● Direction
Say how many lines contain the string "Meeting". Give no other output.

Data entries
□ □ □ □ □

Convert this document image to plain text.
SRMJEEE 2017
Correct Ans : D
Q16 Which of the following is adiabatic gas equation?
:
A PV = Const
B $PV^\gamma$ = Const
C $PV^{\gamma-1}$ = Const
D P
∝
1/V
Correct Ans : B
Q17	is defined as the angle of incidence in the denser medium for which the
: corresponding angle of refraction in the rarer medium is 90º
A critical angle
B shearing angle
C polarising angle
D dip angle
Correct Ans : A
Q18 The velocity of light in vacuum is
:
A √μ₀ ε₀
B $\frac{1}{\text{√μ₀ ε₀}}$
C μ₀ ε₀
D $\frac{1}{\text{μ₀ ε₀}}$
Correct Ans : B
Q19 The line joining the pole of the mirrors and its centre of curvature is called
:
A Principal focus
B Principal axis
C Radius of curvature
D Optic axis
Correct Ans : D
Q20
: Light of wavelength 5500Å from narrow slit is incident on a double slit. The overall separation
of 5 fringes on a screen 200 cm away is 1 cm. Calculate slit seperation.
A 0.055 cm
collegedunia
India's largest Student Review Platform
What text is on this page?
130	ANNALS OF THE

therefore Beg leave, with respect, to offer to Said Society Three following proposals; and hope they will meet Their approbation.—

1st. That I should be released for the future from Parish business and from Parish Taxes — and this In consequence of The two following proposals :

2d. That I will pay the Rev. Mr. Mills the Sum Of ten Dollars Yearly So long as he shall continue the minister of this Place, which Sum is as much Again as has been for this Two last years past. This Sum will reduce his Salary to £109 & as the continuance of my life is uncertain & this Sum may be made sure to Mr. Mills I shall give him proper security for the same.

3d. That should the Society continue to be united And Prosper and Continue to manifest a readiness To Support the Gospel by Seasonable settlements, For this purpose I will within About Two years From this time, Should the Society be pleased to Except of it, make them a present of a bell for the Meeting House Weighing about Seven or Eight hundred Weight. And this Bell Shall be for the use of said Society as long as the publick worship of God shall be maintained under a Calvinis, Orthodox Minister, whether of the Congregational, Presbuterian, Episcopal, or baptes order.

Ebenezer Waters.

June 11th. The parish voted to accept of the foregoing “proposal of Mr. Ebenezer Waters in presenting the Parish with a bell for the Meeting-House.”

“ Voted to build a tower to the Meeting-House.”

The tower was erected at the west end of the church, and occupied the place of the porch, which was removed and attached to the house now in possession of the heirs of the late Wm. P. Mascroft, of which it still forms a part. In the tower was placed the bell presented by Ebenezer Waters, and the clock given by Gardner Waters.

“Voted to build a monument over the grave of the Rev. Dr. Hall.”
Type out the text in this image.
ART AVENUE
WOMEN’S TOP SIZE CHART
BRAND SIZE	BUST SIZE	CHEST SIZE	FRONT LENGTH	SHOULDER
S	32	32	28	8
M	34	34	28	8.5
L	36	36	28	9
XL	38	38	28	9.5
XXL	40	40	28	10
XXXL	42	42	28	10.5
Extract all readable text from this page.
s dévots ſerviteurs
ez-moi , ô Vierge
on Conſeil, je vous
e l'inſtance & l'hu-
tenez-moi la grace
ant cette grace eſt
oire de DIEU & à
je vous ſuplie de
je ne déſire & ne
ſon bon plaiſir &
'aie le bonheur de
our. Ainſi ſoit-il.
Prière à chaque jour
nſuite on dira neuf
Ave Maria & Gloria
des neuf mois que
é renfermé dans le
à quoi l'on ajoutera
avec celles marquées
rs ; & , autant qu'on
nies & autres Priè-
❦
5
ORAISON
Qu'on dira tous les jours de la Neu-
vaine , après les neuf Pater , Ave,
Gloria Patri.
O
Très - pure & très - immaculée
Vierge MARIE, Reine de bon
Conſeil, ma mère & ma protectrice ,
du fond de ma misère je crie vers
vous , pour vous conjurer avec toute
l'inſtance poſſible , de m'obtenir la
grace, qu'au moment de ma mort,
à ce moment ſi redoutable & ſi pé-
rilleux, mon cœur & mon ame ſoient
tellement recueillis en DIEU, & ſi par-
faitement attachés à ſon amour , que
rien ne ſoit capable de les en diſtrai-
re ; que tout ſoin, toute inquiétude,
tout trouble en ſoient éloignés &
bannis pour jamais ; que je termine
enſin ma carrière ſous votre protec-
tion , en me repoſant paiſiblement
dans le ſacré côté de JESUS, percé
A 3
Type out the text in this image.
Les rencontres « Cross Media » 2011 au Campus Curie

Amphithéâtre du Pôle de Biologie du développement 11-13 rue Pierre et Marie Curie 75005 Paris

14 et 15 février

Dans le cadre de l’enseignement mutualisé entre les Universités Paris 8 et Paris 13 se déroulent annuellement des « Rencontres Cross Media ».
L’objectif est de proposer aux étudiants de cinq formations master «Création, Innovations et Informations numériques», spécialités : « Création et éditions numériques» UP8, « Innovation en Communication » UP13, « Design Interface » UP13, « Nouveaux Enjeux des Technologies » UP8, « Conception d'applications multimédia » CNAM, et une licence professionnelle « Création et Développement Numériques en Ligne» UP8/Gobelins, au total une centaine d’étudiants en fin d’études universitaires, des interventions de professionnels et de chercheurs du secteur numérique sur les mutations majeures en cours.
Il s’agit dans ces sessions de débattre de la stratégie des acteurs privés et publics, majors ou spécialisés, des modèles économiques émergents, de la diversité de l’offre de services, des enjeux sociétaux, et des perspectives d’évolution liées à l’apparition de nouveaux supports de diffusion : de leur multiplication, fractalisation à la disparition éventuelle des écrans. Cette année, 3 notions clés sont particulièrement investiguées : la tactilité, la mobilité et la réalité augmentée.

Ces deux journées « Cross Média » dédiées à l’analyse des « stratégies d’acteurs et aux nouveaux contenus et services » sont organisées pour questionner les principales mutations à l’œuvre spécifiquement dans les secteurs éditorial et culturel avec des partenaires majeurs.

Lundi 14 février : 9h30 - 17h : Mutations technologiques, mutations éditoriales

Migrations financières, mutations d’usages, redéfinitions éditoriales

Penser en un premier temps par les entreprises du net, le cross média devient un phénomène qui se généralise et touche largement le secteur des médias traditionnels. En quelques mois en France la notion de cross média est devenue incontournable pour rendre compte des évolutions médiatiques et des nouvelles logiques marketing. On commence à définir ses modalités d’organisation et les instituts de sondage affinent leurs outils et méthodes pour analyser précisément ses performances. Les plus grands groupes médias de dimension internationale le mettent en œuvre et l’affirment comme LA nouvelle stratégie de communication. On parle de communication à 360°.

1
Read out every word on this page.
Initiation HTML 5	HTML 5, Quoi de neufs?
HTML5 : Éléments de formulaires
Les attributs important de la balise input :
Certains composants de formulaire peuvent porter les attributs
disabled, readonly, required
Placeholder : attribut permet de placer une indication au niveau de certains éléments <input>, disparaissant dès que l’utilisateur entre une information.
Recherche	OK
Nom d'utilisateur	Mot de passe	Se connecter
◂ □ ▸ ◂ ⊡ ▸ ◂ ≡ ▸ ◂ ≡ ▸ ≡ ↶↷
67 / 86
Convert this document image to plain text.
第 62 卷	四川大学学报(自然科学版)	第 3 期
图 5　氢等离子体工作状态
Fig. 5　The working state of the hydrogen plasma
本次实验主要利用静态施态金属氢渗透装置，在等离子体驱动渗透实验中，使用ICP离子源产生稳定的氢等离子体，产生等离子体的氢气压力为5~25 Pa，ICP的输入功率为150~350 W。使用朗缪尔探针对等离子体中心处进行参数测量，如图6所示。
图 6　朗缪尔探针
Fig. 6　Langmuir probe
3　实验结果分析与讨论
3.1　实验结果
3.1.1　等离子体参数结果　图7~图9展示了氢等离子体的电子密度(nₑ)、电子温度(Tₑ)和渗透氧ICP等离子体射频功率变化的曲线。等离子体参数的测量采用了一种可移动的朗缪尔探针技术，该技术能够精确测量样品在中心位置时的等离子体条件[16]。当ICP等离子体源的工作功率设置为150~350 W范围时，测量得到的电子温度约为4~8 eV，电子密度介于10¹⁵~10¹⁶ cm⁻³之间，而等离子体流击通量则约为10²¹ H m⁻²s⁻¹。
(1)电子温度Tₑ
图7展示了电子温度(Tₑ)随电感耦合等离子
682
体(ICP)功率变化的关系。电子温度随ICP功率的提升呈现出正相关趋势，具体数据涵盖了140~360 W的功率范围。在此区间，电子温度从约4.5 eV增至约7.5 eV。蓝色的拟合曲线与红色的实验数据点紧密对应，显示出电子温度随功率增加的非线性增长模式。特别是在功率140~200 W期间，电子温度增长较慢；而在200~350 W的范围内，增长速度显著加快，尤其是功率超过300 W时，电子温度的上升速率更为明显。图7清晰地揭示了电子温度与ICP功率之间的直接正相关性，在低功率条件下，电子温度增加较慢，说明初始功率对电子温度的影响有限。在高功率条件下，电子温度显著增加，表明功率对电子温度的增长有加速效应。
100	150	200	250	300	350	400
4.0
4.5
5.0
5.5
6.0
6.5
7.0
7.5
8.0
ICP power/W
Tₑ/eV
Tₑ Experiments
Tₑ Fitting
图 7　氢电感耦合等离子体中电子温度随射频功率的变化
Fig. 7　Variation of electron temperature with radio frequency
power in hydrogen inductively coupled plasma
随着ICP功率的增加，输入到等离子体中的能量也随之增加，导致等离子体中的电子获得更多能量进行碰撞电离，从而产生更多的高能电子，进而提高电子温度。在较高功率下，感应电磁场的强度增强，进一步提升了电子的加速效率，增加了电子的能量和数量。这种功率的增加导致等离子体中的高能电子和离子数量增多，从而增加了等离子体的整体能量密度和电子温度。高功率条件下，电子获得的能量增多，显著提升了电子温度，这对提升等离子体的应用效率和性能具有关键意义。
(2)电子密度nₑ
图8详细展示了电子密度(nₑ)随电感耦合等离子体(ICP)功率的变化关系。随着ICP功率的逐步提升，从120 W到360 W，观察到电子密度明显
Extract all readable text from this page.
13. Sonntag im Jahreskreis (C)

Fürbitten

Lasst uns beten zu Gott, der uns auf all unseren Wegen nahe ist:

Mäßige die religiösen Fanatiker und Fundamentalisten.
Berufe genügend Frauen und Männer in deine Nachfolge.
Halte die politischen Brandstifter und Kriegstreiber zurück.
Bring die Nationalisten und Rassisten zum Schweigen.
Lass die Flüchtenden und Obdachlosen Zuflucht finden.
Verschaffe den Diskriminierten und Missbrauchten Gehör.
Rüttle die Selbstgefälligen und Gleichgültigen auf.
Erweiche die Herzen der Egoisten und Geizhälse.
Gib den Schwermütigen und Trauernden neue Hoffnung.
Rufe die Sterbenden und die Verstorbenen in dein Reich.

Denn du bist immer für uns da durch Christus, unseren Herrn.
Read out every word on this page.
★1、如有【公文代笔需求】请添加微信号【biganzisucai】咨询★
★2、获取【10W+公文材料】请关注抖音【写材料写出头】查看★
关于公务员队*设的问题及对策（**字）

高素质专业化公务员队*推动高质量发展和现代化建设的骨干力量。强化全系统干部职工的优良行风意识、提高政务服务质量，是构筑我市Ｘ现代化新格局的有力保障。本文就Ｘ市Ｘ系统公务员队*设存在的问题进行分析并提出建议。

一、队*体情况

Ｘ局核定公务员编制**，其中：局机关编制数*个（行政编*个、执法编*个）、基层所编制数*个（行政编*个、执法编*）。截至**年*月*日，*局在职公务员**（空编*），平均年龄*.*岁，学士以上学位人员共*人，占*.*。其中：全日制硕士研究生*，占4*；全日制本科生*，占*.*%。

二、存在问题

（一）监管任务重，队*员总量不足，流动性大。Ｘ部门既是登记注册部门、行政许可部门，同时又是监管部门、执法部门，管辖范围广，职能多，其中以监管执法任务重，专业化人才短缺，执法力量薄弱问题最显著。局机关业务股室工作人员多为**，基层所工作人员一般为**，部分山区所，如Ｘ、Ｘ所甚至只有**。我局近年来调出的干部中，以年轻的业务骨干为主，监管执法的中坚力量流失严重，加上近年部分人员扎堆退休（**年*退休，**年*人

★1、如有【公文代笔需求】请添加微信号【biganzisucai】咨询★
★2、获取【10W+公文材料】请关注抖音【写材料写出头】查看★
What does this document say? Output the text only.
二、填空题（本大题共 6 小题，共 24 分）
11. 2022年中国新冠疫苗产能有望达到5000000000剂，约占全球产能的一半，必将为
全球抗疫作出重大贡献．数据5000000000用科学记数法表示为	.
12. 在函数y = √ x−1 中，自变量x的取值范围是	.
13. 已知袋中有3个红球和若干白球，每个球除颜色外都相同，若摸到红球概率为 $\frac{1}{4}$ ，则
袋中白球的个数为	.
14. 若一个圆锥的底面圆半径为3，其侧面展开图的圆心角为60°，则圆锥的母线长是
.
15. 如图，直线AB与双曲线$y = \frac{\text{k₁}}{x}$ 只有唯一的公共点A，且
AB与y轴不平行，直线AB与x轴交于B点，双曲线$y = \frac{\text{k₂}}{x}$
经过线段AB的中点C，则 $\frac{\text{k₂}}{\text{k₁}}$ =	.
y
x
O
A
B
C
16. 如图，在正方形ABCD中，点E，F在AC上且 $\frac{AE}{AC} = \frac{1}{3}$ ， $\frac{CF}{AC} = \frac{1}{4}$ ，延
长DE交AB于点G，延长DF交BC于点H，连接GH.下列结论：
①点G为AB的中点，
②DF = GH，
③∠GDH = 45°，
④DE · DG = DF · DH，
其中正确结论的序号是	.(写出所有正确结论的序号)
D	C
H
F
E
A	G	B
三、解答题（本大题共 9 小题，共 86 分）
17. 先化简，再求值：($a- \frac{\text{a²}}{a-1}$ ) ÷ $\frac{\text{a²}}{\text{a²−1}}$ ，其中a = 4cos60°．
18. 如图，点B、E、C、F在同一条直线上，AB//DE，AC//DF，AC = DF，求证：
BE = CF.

□ □ □ □ □

● Result of the exercise
3